> WHAT IS BEING ASKED
Show every line containing "state" by copying it.

> PROVIDED RECORDS

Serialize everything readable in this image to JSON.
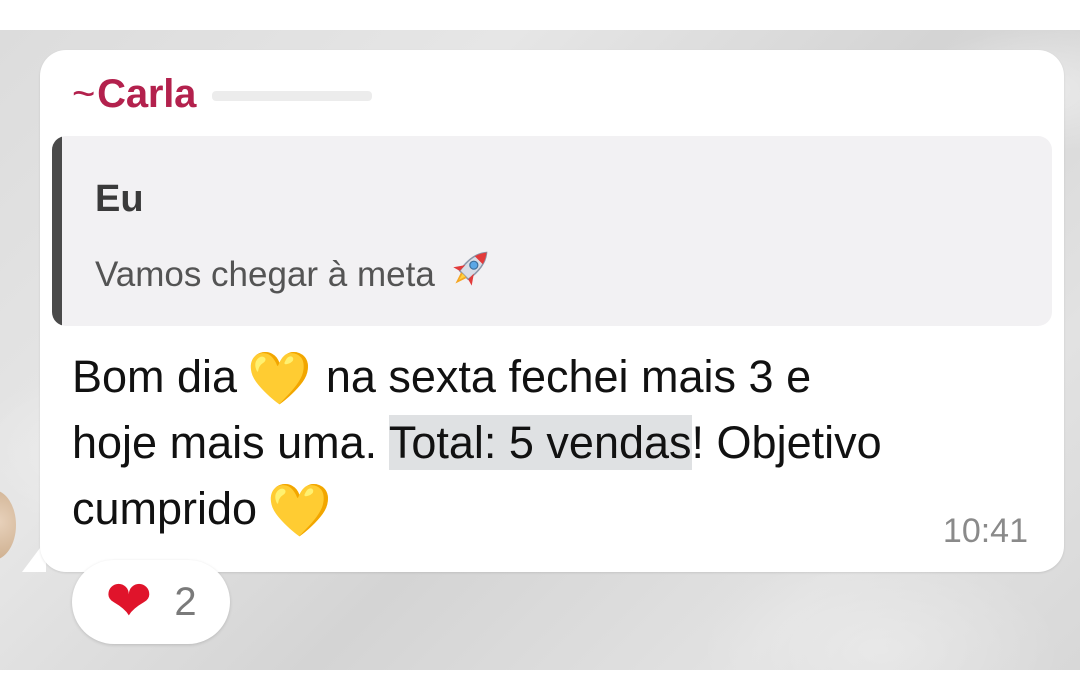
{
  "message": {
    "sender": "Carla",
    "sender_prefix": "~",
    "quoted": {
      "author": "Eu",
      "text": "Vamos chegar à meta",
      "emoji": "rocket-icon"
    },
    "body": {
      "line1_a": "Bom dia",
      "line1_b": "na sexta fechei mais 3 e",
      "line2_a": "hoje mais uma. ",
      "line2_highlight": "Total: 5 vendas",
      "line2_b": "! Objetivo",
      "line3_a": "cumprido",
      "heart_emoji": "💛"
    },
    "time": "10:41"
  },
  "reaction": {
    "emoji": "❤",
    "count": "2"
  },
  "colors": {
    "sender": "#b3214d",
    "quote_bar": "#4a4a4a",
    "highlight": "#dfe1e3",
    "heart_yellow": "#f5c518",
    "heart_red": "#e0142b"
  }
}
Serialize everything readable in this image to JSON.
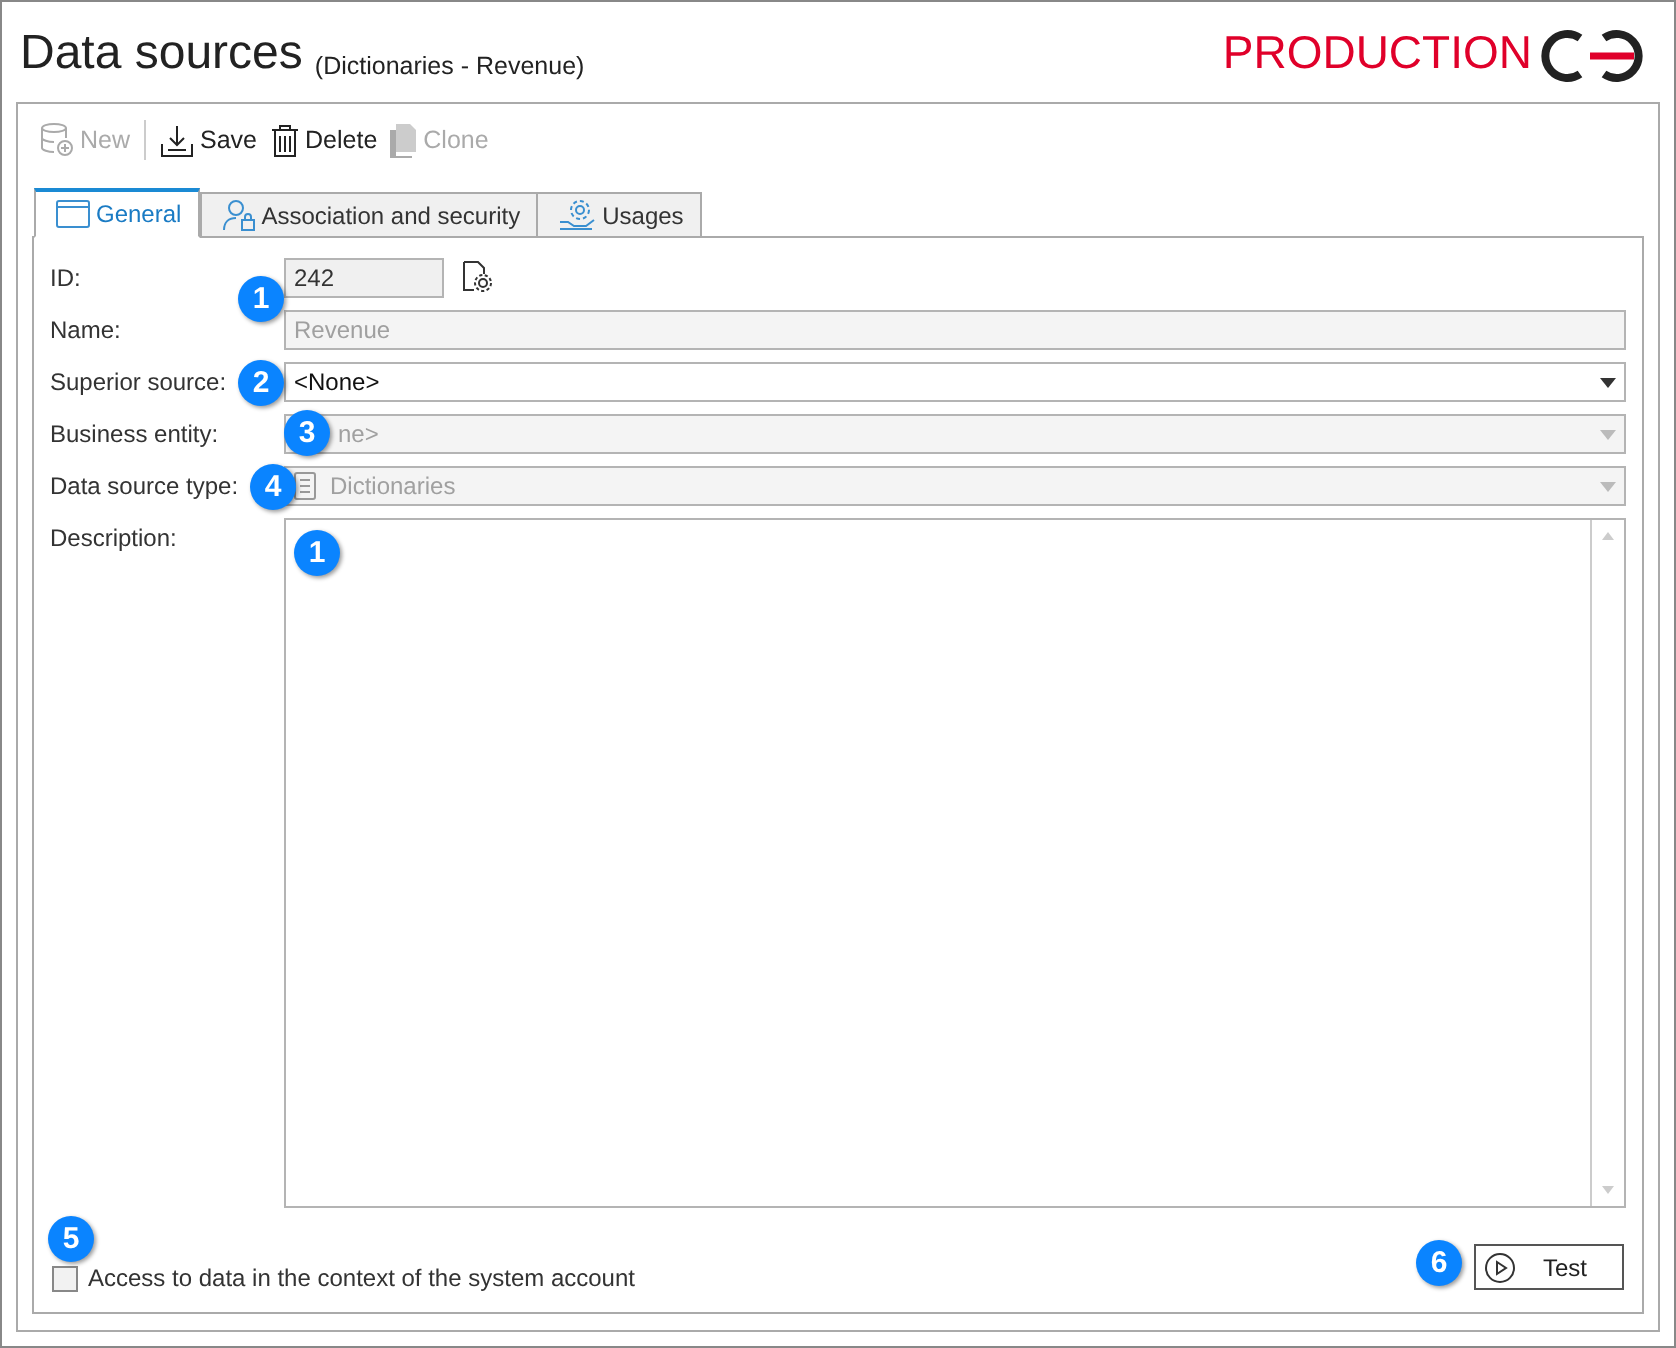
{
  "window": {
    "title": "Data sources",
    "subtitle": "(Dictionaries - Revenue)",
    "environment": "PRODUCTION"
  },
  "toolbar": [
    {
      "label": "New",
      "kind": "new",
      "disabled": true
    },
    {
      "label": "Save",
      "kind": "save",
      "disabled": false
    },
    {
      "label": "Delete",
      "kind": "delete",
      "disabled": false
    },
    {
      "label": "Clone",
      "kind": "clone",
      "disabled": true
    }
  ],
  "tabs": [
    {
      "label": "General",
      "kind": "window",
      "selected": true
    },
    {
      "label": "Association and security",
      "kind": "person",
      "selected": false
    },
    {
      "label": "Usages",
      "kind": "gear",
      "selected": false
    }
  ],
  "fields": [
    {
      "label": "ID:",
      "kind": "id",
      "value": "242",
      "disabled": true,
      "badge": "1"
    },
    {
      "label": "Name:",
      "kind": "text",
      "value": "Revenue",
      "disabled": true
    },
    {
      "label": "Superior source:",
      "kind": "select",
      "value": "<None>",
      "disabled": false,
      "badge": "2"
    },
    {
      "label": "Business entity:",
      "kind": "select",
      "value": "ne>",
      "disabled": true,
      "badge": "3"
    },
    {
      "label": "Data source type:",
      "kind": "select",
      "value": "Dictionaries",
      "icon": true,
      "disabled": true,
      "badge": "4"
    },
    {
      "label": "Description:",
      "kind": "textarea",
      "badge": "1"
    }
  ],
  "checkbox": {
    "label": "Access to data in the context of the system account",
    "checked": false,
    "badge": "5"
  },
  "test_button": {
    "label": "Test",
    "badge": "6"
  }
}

...

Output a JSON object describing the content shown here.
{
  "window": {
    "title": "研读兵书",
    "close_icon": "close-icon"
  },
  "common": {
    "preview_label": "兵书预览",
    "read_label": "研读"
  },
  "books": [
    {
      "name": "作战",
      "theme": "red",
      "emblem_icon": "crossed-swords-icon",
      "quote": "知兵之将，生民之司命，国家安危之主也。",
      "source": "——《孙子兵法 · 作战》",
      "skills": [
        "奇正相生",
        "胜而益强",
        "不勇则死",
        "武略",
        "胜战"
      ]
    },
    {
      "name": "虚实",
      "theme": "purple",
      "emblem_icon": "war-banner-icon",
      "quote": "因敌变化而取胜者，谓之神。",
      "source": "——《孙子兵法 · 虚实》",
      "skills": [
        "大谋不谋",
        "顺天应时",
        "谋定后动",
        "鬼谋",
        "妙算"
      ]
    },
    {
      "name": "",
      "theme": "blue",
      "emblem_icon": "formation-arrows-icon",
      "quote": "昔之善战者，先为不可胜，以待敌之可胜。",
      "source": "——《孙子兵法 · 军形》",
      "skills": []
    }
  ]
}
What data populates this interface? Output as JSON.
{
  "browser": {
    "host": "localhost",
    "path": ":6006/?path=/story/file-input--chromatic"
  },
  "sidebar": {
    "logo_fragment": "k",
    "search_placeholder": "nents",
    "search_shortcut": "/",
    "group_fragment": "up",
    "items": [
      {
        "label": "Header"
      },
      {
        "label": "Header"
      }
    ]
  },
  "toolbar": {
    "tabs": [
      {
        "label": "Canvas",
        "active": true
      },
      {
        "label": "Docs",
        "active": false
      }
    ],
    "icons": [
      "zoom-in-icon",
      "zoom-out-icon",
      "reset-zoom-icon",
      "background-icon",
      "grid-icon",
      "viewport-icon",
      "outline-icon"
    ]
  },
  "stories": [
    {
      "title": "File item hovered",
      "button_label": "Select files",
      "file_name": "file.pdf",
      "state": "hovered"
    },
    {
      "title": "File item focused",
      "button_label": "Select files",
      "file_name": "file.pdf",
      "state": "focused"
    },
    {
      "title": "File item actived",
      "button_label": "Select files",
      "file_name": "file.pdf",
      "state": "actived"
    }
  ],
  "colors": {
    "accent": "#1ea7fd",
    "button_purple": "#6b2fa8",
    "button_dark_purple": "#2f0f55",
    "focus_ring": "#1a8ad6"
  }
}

--

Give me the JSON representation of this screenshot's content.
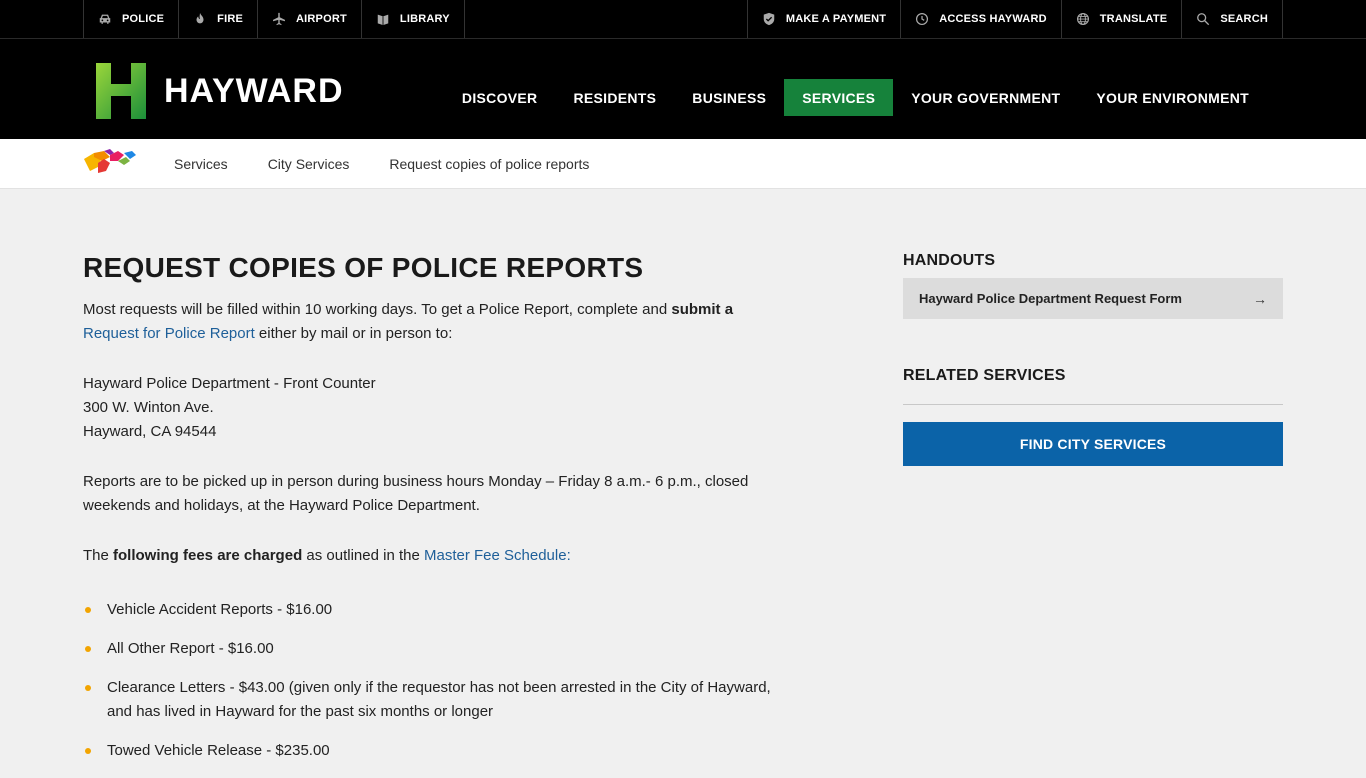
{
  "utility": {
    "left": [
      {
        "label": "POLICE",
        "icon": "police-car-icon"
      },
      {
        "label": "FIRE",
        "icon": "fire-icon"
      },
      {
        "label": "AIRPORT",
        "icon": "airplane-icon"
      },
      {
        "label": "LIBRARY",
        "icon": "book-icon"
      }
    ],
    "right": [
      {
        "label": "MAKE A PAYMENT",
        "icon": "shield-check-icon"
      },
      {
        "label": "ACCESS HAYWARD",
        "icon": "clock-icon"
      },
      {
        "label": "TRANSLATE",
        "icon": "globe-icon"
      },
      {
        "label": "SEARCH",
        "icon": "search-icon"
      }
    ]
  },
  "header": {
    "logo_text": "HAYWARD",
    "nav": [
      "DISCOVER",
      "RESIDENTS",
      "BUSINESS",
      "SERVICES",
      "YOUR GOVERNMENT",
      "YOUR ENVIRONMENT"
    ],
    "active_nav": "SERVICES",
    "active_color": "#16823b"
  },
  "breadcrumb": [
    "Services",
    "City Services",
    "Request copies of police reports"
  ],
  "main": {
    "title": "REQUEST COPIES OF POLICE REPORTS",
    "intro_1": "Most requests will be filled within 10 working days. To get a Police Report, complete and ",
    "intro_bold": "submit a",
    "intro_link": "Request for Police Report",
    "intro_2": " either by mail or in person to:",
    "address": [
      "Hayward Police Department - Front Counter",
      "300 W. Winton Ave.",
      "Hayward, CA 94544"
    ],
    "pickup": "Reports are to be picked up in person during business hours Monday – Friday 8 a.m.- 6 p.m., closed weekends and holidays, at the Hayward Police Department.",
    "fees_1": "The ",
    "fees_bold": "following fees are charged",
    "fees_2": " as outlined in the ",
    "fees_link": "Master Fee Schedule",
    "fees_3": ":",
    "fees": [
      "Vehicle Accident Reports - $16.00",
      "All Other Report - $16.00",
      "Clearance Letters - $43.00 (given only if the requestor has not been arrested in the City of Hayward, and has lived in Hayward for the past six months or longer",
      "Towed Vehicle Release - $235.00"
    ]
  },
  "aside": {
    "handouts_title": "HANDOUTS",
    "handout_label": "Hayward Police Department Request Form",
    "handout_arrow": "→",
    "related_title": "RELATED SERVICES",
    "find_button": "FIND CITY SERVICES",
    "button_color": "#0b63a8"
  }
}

> RESULT OF THE EXERCISE
      "state": "hovered"
      "state": "focused"
      "state": "actived"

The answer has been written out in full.